- _Stated exercise_: Go through the listing and pick out each line with the word "frac" in it.

Data entries
════════════════════

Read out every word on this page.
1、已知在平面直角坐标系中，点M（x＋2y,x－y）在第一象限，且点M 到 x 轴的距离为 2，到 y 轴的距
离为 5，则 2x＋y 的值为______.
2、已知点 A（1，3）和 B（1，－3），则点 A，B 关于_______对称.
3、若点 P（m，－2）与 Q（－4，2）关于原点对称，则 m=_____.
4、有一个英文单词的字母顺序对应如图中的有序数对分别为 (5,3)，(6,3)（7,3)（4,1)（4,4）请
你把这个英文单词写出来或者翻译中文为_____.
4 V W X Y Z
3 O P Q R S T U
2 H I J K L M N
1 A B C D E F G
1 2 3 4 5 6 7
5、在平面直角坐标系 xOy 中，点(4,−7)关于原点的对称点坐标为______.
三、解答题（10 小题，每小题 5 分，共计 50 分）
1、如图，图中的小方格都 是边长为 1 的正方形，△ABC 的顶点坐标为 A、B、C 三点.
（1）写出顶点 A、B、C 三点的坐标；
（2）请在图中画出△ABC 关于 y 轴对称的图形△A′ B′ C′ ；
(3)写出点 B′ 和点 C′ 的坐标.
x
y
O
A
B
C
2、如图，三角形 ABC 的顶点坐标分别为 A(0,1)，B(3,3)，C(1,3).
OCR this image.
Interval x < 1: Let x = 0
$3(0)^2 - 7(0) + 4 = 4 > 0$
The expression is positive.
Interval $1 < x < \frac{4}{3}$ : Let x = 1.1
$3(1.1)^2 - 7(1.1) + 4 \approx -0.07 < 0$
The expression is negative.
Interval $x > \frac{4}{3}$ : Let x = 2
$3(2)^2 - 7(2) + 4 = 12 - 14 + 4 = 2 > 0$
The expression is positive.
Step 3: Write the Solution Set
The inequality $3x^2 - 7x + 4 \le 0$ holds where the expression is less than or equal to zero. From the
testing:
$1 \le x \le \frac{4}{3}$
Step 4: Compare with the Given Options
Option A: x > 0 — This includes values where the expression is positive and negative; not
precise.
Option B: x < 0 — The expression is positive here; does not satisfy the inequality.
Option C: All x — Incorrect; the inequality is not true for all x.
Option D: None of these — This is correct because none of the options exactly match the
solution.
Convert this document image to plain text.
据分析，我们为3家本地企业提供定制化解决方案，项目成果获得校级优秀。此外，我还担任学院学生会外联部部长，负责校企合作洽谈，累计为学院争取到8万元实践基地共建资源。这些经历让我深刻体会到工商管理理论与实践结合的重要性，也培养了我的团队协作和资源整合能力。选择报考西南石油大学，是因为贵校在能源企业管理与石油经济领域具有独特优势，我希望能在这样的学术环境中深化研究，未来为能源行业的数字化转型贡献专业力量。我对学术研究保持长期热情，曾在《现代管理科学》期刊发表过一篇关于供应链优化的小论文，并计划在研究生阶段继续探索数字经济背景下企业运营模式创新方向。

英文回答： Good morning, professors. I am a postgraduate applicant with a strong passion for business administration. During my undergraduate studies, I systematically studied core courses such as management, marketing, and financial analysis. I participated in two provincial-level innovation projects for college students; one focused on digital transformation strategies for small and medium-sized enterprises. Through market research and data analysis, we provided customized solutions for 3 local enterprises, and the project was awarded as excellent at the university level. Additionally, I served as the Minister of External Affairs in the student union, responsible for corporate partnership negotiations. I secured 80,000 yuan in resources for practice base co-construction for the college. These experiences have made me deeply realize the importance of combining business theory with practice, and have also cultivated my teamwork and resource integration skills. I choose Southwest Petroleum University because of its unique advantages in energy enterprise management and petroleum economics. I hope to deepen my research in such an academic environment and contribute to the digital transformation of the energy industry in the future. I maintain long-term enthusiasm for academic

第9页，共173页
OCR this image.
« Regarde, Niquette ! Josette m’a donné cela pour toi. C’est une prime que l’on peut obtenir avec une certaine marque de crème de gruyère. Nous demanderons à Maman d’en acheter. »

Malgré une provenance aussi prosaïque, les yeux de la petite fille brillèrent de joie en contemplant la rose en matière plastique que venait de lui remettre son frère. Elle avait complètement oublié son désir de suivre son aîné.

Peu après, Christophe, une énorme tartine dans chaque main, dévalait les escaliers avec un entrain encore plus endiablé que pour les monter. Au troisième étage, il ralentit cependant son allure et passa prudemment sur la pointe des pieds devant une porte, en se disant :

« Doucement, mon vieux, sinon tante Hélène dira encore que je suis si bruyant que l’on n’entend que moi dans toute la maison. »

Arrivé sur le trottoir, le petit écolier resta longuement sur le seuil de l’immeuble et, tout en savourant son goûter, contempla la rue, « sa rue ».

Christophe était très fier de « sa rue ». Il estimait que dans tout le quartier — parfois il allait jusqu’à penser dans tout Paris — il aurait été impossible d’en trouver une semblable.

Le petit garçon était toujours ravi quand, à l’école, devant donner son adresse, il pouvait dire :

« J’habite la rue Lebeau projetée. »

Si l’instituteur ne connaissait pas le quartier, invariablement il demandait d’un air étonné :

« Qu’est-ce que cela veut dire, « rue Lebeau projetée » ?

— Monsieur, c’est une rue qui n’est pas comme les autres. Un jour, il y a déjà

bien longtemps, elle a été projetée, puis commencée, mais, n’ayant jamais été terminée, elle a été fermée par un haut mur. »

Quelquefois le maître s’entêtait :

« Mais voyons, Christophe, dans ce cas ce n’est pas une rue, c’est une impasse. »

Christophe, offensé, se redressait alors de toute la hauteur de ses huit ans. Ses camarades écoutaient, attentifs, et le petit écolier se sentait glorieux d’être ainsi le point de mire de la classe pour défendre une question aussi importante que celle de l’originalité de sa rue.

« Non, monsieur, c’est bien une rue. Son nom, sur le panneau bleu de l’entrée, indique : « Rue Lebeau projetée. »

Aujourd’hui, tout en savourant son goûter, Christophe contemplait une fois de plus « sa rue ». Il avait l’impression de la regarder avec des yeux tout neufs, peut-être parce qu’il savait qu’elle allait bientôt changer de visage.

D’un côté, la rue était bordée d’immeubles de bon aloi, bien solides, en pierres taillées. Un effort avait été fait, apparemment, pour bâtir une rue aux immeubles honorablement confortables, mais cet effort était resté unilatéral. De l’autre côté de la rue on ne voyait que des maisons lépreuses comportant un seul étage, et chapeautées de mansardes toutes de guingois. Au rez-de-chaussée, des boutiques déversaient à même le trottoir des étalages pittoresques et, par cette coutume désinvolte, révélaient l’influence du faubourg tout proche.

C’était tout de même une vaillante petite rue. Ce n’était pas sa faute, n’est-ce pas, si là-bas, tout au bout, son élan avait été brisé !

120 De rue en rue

════════════════════

- _Task output_:
Interval $1 < x < \frac{4}{3}$ : Let x = 1.1
Interval $x > \frac{4}{3}$ : Let x = 2
$1 \le x \le \frac{4}{3}$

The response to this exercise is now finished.